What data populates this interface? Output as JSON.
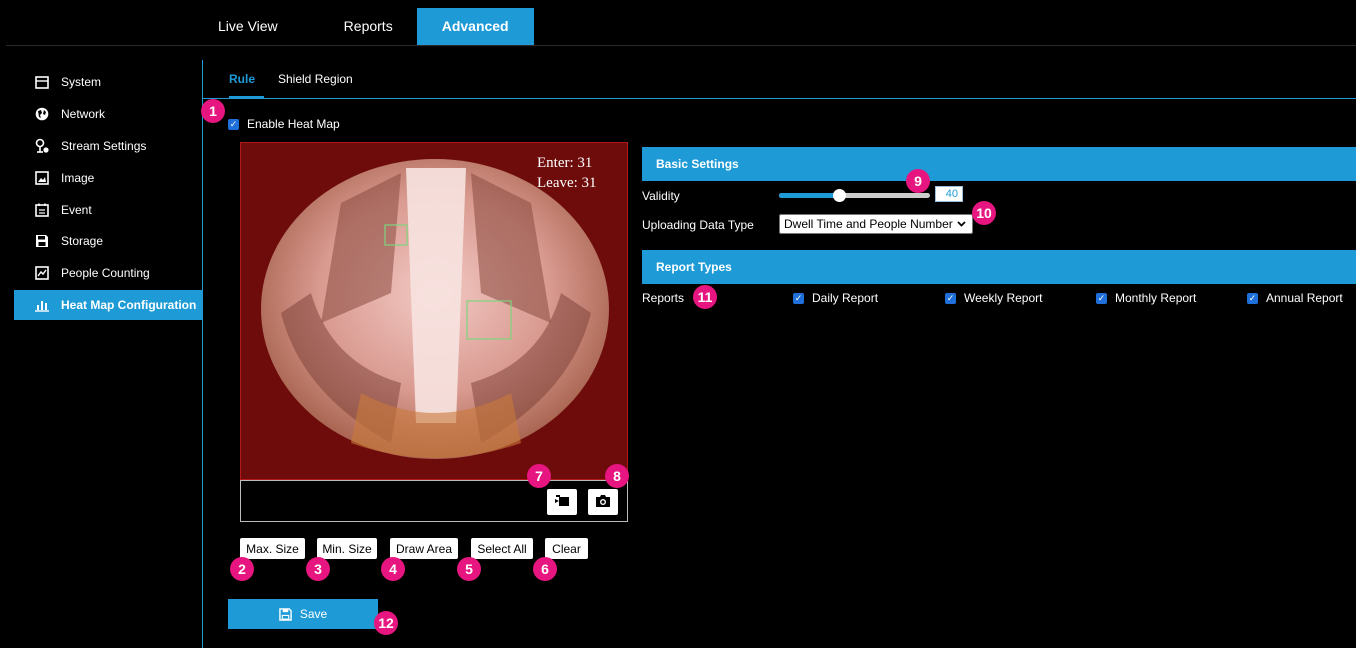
{
  "topnav": {
    "tabs": [
      {
        "label": "Live View"
      },
      {
        "label": "Reports"
      },
      {
        "label": "Advanced"
      }
    ]
  },
  "sidebar": {
    "items": [
      {
        "label": "System",
        "icon": "window-icon"
      },
      {
        "label": "Network",
        "icon": "globe-icon"
      },
      {
        "label": "Stream Settings",
        "icon": "camera-settings-icon"
      },
      {
        "label": "Image",
        "icon": "image-icon"
      },
      {
        "label": "Event",
        "icon": "calendar-icon"
      },
      {
        "label": "Storage",
        "icon": "floppy-icon"
      },
      {
        "label": "People Counting",
        "icon": "people-counter-icon"
      },
      {
        "label": "Heat Map Configuration",
        "icon": "bar-chart-icon"
      }
    ]
  },
  "subtabs": [
    {
      "label": "Rule"
    },
    {
      "label": "Shield Region"
    }
  ],
  "enable_heat_map": {
    "label": "Enable Heat Map",
    "checked": true
  },
  "video": {
    "enter": "Enter: 31",
    "leave": "Leave: 31"
  },
  "area_buttons": {
    "max_size": "Max. Size",
    "min_size": "Min. Size",
    "draw_area": "Draw Area",
    "select_all": "Select All",
    "clear": "Clear"
  },
  "save": {
    "label": "Save"
  },
  "basic_settings": {
    "header": "Basic Settings",
    "validity_label": "Validity",
    "validity_value": "40",
    "validity_level": 0.4,
    "upload_label": "Uploading Data Type",
    "upload_value": "Dwell Time and People Number"
  },
  "report_types": {
    "header": "Report Types",
    "reports_label": "Reports",
    "options": [
      {
        "label": "Daily Report",
        "checked": true
      },
      {
        "label": "Weekly Report",
        "checked": true
      },
      {
        "label": "Monthly Report",
        "checked": true
      },
      {
        "label": "Annual Report",
        "checked": true
      }
    ]
  },
  "badges": [
    "1",
    "2",
    "3",
    "4",
    "5",
    "6",
    "7",
    "8",
    "9",
    "10",
    "11",
    "12"
  ],
  "colors": {
    "accent": "#1e9bd7",
    "badge": "#e6157f",
    "video_overlay": "#6e0c0c"
  }
}
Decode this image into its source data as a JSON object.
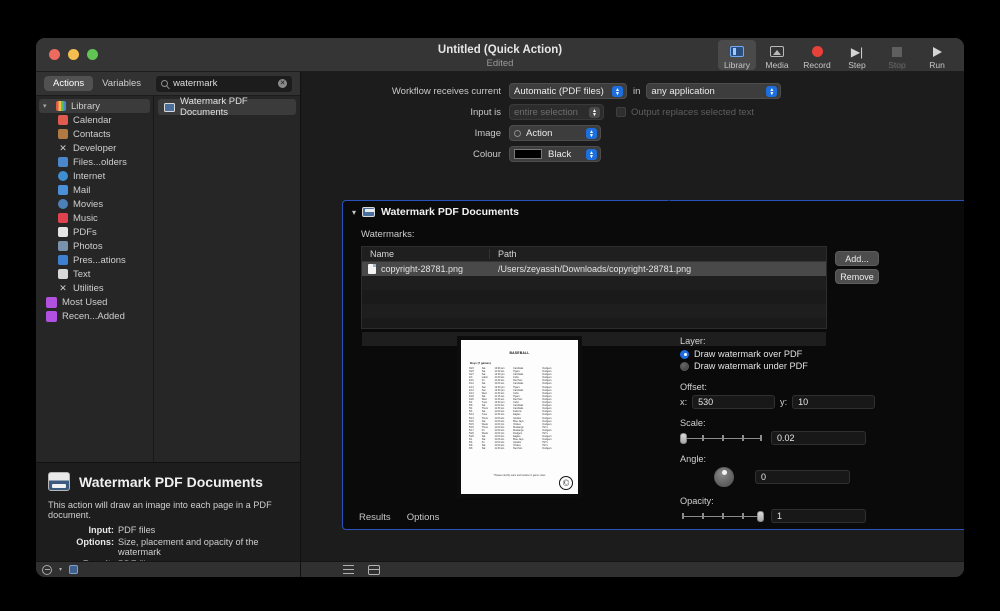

------------------------------------------------------------

:: Aim ::
Gather each line of the listing that holds the string "icon".

:: Complete response ::
        "icon": "window-icon"
        "icon": "globe-icon"
        "icon": "camera-settings-icon"
        "icon": "image-icon"
        "icon": "calendar-icon"
        "icon": "floppy-icon"
        "icon": "people-counter-icon"
        "icon": "bar-chart-icon"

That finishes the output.